# To do
Omit the pictures from the entries below and retype everything else exactly.

===== Data lines =====

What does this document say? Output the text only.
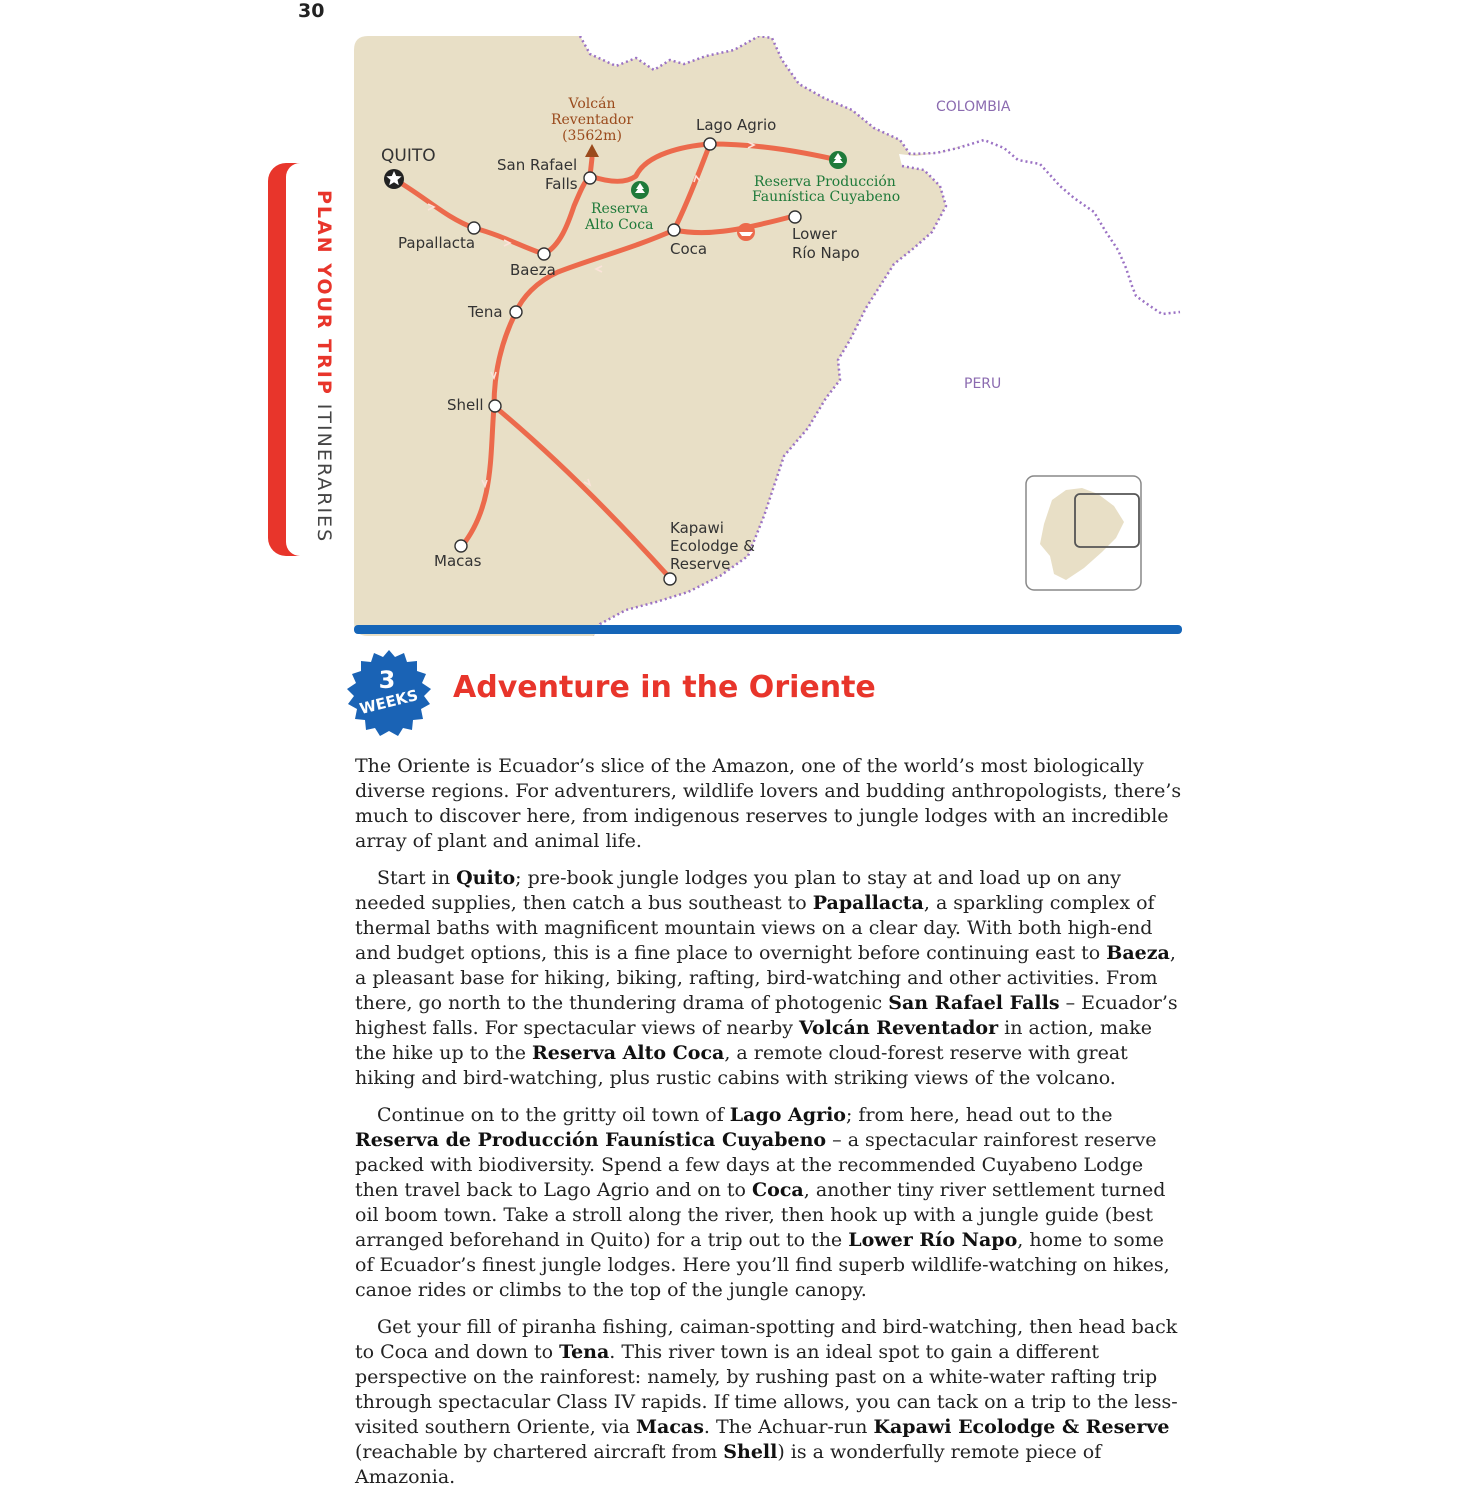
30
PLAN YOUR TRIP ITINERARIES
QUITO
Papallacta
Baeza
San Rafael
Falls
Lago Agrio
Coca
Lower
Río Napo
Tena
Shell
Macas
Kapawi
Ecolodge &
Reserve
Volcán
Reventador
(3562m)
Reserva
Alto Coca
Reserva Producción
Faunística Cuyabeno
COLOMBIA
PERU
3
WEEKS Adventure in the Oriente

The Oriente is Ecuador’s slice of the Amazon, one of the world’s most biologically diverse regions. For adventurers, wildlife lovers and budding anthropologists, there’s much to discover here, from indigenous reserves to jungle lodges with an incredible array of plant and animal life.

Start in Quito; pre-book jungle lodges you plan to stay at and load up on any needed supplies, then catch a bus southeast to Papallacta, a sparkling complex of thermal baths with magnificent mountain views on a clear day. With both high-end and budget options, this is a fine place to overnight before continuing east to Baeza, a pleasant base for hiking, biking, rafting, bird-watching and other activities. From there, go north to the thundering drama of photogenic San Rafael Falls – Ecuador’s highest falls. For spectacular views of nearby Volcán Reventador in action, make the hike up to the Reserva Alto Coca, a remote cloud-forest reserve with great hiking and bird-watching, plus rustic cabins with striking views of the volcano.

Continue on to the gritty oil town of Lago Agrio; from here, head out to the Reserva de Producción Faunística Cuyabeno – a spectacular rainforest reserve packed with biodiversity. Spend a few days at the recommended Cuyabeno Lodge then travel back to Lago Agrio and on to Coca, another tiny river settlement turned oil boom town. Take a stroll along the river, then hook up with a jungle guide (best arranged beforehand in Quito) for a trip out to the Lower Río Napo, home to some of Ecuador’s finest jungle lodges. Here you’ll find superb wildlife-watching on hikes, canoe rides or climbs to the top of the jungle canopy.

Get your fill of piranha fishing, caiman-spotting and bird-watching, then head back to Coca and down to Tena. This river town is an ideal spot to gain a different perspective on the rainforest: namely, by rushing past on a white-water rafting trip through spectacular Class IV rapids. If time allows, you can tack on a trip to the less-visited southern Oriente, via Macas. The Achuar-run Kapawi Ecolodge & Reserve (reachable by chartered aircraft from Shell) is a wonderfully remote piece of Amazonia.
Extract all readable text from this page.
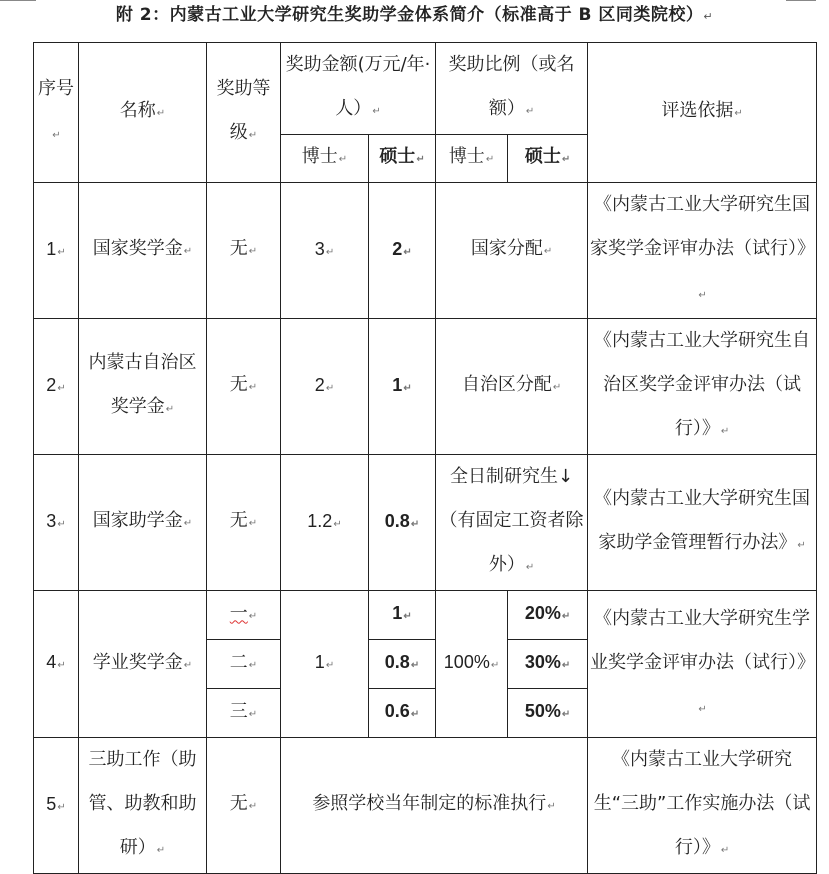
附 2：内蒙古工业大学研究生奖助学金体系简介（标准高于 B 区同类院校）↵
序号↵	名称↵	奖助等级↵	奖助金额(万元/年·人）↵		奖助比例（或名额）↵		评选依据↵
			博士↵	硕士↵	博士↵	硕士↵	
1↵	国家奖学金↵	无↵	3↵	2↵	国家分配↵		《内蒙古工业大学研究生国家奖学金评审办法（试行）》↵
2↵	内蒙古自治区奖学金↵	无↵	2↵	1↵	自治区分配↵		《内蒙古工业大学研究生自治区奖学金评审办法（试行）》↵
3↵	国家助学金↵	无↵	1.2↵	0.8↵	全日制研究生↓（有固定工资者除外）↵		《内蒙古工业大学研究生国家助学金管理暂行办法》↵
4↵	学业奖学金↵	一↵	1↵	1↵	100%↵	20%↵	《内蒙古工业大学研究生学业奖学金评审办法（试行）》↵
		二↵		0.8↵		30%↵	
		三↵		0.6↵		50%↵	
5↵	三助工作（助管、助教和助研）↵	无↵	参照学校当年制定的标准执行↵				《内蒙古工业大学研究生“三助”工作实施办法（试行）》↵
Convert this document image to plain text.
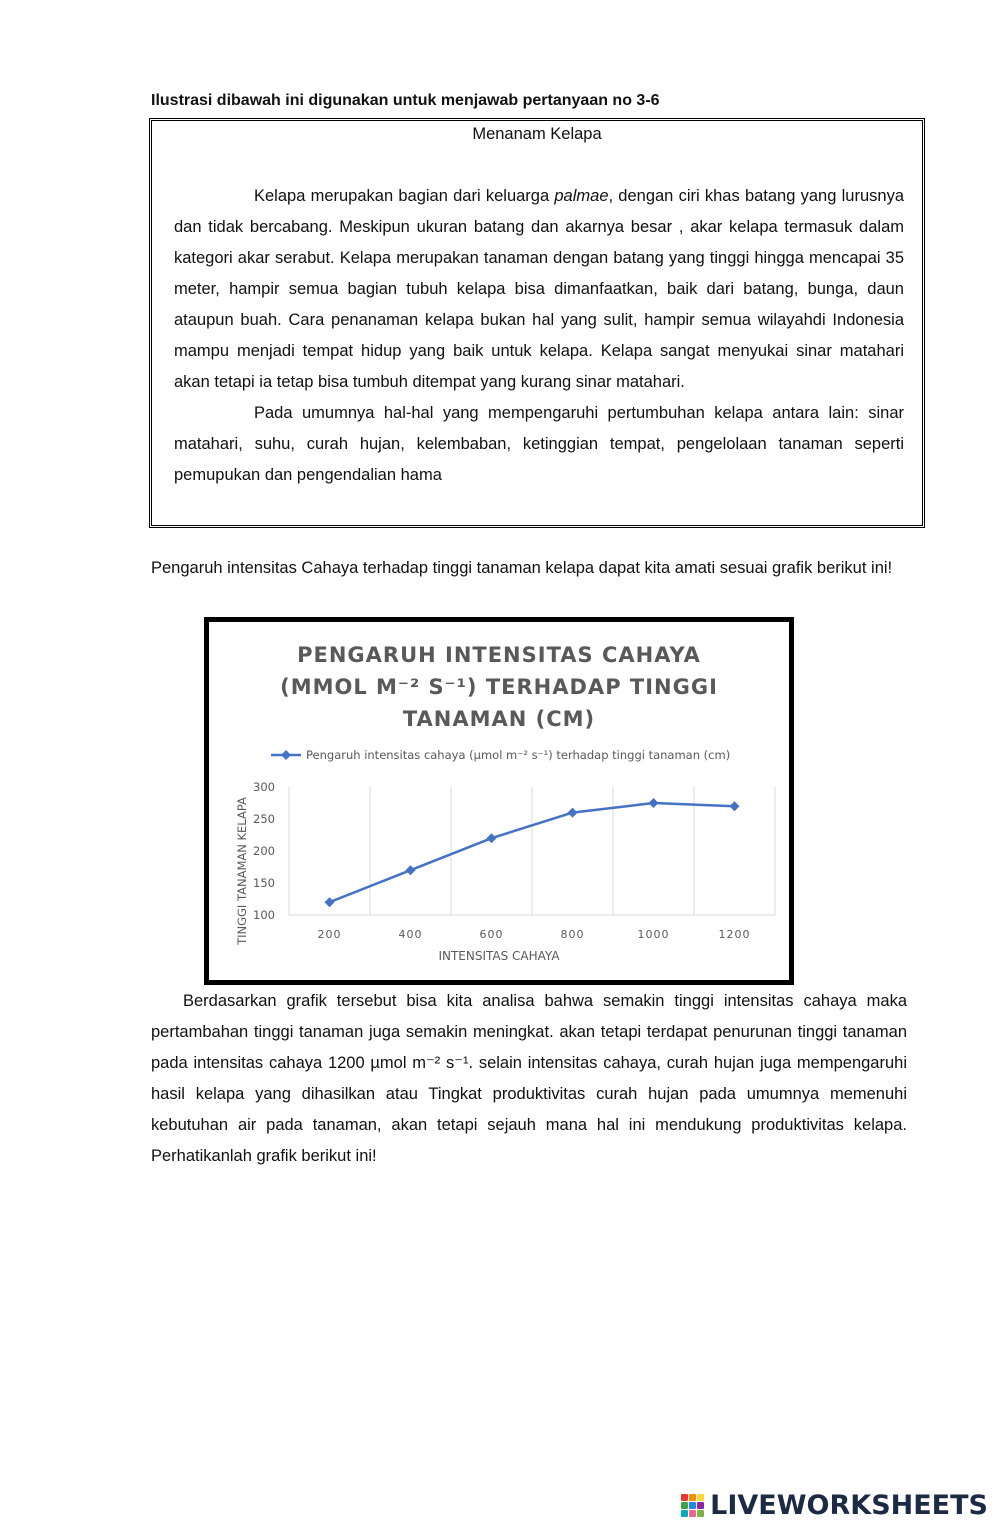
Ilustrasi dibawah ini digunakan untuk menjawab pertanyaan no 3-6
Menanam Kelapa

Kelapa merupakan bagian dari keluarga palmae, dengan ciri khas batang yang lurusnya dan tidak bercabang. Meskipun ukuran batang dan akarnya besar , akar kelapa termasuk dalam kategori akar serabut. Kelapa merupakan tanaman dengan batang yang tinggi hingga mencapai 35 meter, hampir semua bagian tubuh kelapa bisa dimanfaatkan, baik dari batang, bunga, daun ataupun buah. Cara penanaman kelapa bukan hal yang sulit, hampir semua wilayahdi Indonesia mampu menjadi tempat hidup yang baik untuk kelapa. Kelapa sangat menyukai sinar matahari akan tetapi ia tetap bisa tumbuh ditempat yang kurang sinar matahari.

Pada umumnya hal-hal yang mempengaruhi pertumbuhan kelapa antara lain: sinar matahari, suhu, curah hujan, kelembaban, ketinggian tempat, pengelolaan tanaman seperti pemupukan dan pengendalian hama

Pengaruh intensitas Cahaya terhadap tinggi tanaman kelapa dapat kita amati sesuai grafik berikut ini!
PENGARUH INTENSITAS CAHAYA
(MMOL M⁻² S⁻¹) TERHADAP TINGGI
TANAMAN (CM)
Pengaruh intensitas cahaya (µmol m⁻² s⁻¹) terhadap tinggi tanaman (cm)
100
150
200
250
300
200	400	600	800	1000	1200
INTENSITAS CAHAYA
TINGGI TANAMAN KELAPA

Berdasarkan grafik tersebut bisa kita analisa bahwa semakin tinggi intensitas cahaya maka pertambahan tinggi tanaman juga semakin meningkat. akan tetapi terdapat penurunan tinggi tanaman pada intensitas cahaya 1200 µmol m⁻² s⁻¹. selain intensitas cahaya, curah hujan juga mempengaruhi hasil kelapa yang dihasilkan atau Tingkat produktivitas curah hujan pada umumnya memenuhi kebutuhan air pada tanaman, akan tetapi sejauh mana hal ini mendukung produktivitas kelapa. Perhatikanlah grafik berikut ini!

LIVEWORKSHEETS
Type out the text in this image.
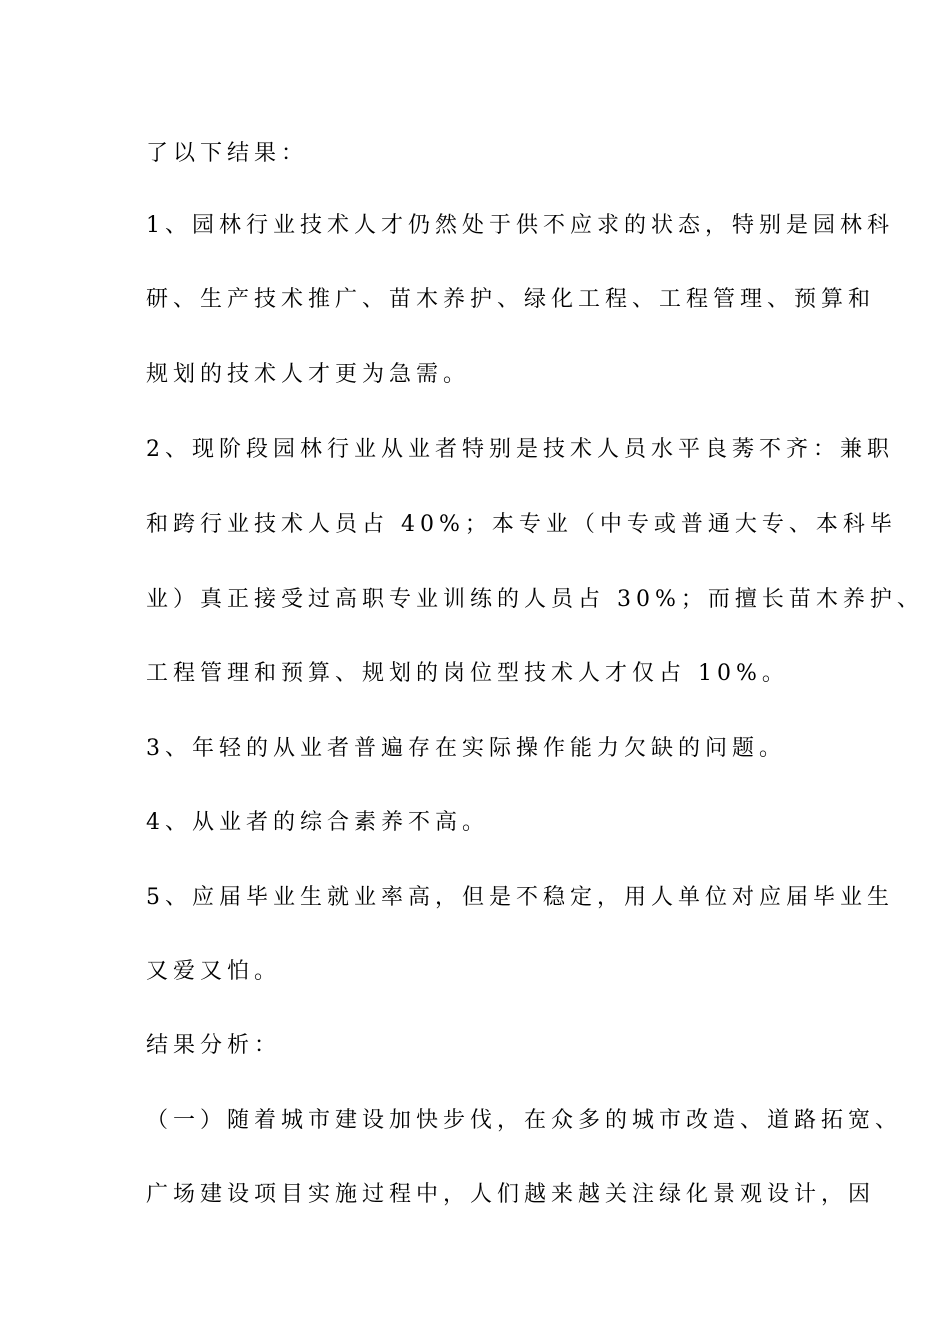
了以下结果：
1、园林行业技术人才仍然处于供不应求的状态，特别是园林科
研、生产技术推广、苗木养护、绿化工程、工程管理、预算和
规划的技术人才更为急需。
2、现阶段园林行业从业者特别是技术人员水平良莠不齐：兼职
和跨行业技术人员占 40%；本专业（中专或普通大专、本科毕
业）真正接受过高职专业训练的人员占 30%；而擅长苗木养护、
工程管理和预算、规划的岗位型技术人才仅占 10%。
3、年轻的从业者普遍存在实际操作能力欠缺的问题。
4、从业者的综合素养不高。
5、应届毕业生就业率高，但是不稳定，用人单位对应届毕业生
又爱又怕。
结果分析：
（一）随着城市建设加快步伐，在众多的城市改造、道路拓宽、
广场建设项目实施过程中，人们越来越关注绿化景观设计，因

=====

# Response to this task
What does this document say? Output the text only.
30
PLAN YOUR TRIP ITINERARIES
QUITO
Papallacta
Baeza
San Rafael
Falls
Lago Agrio
Coca
Lower
Río Napo
Tena
Shell
Macas
Kapawi
Ecolodge &
Reserve
Volcán
Reventador
(3562m)
Reserva
Alto Coca
Reserva Producción
Faunística Cuyabeno
COLOMBIA
PERU
3
WEEKS Adventure in the Oriente

The Oriente is Ecuador’s slice of the Amazon, one of the world’s most biologically diverse regions. For adventurers, wildlife lovers and budding anthropologists, there’s much to discover here, from indigenous reserves to jungle lodges with an incredible array of plant and animal life.

Start in Quito; pre-book jungle lodges you plan to stay at and load up on any needed supplies, then catch a bus southeast to Papallacta, a sparkling complex of thermal baths with magnificent mountain views on a clear day. With both high-end and budget options, this is a fine place to overnight before continuing east to Baeza, a pleasant base for hiking, biking, rafting, bird-watching and other activities. From there, go north to the thundering drama of photogenic San Rafael Falls – Ecuador’s highest falls. For spectacular views of nearby Volcán Reventador in action, make the hike up to the Reserva Alto Coca, a remote cloud-forest reserve with great hiking and bird-watching, plus rustic cabins with striking views of the volcano.

Continue on to the gritty oil town of Lago Agrio; from here, head out to the Reserva de Producción Faunística Cuyabeno – a spectacular rainforest reserve packed with biodiversity. Spend a few days at the recommended Cuyabeno Lodge then travel back to Lago Agrio and on to Coca, another tiny river settlement turned oil boom town. Take a stroll along the river, then hook up with a jungle guide (best arranged beforehand in Quito) for a trip out to the Lower Río Napo, home to some of Ecuador’s finest jungle lodges. Here you’ll find superb wildlife-watching on hikes, canoe rides or climbs to the top of the jungle canopy.

Get your fill of piranha fishing, caiman-spotting and bird-watching, then head back to Coca and down to Tena. This river town is an ideal spot to gain a different perspective on the rainforest: namely, by rushing past on a white-water rafting trip through spectacular Class IV rapids. If time allows, you can tack on a trip to the less-visited southern Oriente, via Macas. The Achuar-run Kapawi Ecolodge & Reserve (reachable by chartered aircraft from Shell) is a wonderfully remote piece of Amazonia.
Extract all readable text from this page.
附 2：内蒙古工业大学研究生奖助学金体系简介（标准高于 B 区同类院校）↵
序号↵	名称↵	奖助等级↵	奖助金额(万元/年·人）↵		奖助比例（或名额）↵		评选依据↵
			博士↵	硕士↵	博士↵	硕士↵	
1↵	国家奖学金↵	无↵	3↵	2↵	国家分配↵		《内蒙古工业大学研究生国家奖学金评审办法（试行）》↵
2↵	内蒙古自治区奖学金↵	无↵	2↵	1↵	自治区分配↵		《内蒙古工业大学研究生自治区奖学金评审办法（试行）》↵
3↵	国家助学金↵	无↵	1.2↵	0.8↵	全日制研究生↓（有固定工资者除外）↵		《内蒙古工业大学研究生国家助学金管理暂行办法》↵
4↵	学业奖学金↵	一↵	1↵	1↵	100%↵	20%↵	《内蒙古工业大学研究生学业奖学金评审办法（试行）》↵
		二↵		0.8↵		30%↵	
		三↵		0.6↵		50%↵	
5↵	三助工作（助管、助教和助研）↵	无↵	参照学校当年制定的标准执行↵				《内蒙古工业大学研究生“三助”工作实施办法（试行）》↵
Convert this document image to plain text.
Ilustrasi dibawah ini digunakan untuk menjawab pertanyaan no 3-6
Menanam Kelapa

Kelapa merupakan bagian dari keluarga palmae, dengan ciri khas batang yang lurusnya dan tidak bercabang. Meskipun ukuran batang dan akarnya besar , akar kelapa termasuk dalam kategori akar serabut. Kelapa merupakan tanaman dengan batang yang tinggi hingga mencapai 35 meter, hampir semua bagian tubuh kelapa bisa dimanfaatkan, baik dari batang, bunga, daun ataupun buah. Cara penanaman kelapa bukan hal yang sulit, hampir semua wilayahdi Indonesia mampu menjadi tempat hidup yang baik untuk kelapa. Kelapa sangat menyukai sinar matahari akan tetapi ia tetap bisa tumbuh ditempat yang kurang sinar matahari.

Pada umumnya hal-hal yang mempengaruhi pertumbuhan kelapa antara lain: sinar matahari, suhu, curah hujan, kelembaban, ketinggian tempat, pengelolaan tanaman seperti pemupukan dan pengendalian hama

Pengaruh intensitas Cahaya terhadap tinggi tanaman kelapa dapat kita amati sesuai grafik berikut ini!
PENGARUH INTENSITAS CAHAYA
(MMOL M⁻² S⁻¹) TERHADAP TINGGI
TANAMAN (CM)
Pengaruh intensitas cahaya (µmol m⁻² s⁻¹) terhadap tinggi tanaman (cm)
100
150
200
250
300
200	400	600	800	1000	1200
INTENSITAS CAHAYA
TINGGI TANAMAN KELAPA

Berdasarkan grafik tersebut bisa kita analisa bahwa semakin tinggi intensitas cahaya maka pertambahan tinggi tanaman juga semakin meningkat. akan tetapi terdapat penurunan tinggi tanaman pada intensitas cahaya 1200 µmol m⁻² s⁻¹. selain intensitas cahaya, curah hujan juga mempengaruhi hasil kelapa yang dihasilkan atau Tingkat produktivitas curah hujan pada umumnya memenuhi kebutuhan air pada tanaman, akan tetapi sejauh mana hal ini mendukung produktivitas kelapa. Perhatikanlah grafik berikut ini!

LIVEWORKSHEETS
Type out the text in this image.
了以下结果：
1、园林行业技术人才仍然处于供不应求的状态，特别是园林科
研、生产技术推广、苗木养护、绿化工程、工程管理、预算和
规划的技术人才更为急需。
2、现阶段园林行业从业者特别是技术人员水平良莠不齐：兼职
和跨行业技术人员占 40%；本专业（中专或普通大专、本科毕
业）真正接受过高职专业训练的人员占 30%；而擅长苗木养护、
工程管理和预算、规划的岗位型技术人才仅占 10%。
3、年轻的从业者普遍存在实际操作能力欠缺的问题。
4、从业者的综合素养不高。
5、应届毕业生就业率高，但是不稳定，用人单位对应届毕业生
又爱又怕。
结果分析：
（一）随着城市建设加快步伐，在众多的城市改造、道路拓宽、
广场建设项目实施过程中，人们越来越关注绿化景观设计，因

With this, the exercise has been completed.